---------- Raw records

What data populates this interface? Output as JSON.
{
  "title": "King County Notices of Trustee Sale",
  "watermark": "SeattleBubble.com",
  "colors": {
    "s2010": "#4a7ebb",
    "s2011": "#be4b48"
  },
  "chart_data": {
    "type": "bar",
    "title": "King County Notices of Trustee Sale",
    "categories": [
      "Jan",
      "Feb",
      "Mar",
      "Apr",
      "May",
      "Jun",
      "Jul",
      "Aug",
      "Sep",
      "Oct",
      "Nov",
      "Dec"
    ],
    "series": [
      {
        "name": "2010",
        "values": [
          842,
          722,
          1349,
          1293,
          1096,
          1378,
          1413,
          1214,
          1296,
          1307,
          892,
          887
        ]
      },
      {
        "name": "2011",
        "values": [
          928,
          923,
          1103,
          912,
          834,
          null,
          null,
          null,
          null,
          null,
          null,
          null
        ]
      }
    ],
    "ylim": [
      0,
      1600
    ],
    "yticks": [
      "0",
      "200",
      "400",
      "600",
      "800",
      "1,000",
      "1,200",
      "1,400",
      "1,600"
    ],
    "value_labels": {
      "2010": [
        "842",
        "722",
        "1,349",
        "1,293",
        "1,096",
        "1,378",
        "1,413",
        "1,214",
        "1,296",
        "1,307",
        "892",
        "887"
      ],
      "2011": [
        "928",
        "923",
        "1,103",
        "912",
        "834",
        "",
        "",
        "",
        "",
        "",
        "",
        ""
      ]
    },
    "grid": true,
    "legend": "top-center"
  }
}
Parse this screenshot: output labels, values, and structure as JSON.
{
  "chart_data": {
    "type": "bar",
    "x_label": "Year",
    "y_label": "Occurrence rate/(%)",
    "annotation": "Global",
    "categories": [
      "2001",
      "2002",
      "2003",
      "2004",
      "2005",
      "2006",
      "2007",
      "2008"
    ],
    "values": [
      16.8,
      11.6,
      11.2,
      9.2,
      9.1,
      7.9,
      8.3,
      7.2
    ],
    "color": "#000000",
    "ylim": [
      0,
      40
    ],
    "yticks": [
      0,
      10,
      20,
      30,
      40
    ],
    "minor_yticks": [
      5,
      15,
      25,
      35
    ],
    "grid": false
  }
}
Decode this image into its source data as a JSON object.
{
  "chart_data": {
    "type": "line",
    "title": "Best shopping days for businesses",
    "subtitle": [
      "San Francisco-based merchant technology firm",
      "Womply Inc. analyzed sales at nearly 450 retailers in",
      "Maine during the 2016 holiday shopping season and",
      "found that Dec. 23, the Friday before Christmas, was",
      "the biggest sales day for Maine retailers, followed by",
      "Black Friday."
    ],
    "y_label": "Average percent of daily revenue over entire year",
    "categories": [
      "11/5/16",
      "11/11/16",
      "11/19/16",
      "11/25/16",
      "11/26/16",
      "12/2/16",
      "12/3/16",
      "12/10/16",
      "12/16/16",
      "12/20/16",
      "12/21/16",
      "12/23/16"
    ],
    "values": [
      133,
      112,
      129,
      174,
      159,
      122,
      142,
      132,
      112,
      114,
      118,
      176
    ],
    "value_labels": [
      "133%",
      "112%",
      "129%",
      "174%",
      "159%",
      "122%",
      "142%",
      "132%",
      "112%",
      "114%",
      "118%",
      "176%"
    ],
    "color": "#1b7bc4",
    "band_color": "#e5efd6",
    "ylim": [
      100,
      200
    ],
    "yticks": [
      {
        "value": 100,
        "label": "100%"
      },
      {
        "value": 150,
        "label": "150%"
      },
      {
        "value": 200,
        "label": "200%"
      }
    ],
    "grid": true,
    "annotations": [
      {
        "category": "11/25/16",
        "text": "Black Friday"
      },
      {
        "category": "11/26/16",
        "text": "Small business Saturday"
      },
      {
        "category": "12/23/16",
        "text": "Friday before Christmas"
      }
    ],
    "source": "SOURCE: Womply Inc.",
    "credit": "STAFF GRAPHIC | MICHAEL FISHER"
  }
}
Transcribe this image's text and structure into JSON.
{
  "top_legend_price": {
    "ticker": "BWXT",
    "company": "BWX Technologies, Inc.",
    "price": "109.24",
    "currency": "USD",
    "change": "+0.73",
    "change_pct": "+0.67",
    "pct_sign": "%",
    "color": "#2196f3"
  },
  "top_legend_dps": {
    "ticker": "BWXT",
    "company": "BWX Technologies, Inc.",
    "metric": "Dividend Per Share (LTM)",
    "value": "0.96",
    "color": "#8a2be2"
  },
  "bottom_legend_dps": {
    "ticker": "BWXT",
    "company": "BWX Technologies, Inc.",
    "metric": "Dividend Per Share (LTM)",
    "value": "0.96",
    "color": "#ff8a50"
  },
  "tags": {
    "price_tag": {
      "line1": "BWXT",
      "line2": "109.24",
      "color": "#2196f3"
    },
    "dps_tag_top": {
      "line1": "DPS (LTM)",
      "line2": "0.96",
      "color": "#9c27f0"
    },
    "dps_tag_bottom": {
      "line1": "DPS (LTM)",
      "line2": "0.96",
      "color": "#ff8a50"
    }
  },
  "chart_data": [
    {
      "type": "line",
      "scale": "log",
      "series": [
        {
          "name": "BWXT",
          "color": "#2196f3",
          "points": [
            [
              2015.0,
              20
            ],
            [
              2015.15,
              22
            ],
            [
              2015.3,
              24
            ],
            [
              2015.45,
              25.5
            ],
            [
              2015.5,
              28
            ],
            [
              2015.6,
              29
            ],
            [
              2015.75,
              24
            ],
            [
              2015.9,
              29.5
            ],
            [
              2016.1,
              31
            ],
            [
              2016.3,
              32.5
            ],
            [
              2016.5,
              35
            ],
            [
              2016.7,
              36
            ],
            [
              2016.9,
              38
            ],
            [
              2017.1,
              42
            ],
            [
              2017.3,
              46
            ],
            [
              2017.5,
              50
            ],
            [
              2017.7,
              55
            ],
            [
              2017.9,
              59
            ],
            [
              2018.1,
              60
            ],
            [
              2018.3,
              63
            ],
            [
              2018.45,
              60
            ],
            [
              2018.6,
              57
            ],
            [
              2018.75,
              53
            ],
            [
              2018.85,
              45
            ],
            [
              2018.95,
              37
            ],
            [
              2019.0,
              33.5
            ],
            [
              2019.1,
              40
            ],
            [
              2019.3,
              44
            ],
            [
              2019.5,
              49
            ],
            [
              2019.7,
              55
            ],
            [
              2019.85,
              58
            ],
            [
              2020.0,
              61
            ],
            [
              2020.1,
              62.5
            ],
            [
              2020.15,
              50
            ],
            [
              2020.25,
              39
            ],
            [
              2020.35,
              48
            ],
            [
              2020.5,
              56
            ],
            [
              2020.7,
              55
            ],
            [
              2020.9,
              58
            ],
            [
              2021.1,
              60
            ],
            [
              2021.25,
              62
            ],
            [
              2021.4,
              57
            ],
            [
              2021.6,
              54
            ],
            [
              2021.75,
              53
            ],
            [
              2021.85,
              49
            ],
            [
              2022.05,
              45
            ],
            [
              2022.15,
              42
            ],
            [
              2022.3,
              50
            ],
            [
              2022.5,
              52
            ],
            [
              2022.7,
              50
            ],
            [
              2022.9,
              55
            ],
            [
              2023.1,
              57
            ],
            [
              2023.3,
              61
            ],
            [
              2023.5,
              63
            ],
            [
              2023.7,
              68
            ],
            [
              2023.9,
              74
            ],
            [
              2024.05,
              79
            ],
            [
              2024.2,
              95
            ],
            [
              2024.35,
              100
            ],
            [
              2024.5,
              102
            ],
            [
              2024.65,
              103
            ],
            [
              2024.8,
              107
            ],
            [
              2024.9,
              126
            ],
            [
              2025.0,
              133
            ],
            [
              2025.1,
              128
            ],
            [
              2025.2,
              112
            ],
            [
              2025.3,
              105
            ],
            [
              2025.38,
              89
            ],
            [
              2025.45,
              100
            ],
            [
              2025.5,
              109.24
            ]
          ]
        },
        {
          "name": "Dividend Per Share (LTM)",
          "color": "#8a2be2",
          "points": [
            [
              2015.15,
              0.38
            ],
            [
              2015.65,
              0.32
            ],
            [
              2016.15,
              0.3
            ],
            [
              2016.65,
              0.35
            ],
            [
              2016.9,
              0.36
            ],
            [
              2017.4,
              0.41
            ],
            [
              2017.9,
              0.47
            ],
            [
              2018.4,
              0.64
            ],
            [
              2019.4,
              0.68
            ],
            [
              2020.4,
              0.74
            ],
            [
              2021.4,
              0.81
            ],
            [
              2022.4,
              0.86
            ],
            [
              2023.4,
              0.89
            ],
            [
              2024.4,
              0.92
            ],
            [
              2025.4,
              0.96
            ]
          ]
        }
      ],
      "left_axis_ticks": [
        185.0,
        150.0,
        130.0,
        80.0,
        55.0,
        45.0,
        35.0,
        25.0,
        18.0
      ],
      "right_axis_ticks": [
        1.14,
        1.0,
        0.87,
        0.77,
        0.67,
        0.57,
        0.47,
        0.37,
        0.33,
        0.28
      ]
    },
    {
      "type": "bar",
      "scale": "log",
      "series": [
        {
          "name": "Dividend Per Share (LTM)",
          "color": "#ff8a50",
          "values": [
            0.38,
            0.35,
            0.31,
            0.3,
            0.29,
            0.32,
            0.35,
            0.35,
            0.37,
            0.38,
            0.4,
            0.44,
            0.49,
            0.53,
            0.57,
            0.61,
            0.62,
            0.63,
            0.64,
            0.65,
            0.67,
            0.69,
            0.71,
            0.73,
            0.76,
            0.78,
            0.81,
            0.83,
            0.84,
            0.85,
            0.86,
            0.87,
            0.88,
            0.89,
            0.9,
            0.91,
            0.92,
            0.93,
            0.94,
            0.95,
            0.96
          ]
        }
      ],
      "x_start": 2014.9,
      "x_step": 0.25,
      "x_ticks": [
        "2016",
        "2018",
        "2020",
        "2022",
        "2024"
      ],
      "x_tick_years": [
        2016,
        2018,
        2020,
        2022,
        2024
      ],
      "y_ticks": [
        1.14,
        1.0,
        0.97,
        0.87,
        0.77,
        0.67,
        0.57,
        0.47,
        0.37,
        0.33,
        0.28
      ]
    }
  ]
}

--------------------

Problem details: Pick every line with "retailers" in it and copy it.

Reply to the exercise:
      "Womply Inc. analyzed sales at nearly 450 retailers in",
      "the biggest sales day for Maine retailers, followed by",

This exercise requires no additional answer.